Below is a block of records. Copy every line in it that contains the word "text".

[Source records]
○ ○ ○ ○

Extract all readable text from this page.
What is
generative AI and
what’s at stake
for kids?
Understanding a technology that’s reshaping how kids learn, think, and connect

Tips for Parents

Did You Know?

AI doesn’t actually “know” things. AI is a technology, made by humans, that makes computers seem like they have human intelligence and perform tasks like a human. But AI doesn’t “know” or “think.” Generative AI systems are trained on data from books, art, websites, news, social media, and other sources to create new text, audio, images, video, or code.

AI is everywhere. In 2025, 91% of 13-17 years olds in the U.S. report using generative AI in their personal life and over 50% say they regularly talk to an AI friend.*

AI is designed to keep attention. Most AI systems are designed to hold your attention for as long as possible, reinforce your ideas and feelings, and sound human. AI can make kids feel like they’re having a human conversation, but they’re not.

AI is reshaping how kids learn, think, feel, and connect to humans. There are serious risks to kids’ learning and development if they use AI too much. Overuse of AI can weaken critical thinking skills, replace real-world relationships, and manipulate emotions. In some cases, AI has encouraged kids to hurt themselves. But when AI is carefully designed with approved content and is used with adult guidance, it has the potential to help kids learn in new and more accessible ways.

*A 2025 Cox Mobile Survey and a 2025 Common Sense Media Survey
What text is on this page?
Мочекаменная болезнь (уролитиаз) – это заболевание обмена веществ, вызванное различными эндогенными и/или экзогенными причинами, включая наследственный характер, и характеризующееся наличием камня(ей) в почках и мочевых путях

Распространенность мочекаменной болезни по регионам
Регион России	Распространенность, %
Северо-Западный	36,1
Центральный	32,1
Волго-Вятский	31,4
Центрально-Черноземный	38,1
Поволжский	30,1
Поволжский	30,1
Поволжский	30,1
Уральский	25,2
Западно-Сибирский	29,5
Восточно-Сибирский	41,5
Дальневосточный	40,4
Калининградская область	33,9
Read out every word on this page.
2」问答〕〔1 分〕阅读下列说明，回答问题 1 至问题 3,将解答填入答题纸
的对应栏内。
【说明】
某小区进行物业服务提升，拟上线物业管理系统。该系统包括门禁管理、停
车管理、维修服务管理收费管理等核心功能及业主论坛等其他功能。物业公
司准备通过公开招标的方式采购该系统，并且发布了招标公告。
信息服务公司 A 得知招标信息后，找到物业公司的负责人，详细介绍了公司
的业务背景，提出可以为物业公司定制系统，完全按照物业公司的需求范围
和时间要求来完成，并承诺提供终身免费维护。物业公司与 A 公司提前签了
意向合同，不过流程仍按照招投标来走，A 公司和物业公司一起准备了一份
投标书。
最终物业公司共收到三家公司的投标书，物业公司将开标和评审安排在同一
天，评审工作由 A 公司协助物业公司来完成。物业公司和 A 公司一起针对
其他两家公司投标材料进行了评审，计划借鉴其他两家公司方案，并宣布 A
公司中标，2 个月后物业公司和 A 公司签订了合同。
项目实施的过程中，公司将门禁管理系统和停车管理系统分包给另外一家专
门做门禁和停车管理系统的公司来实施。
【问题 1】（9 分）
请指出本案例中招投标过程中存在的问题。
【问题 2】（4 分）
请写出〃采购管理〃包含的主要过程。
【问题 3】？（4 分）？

○ ○ ○ ○

Solution to the problem:
Extract all readable text from this page.
AI doesn’t actually “know” things. AI is a technology, made by humans, that makes computers seem like they have human intelligence and perform tasks like a human. But AI doesn’t “know” or “think.” Generative AI systems are trained on data from books, art, websites, news, social media, and other sources to create new text, audio, images, video, or code.
What text is on this page?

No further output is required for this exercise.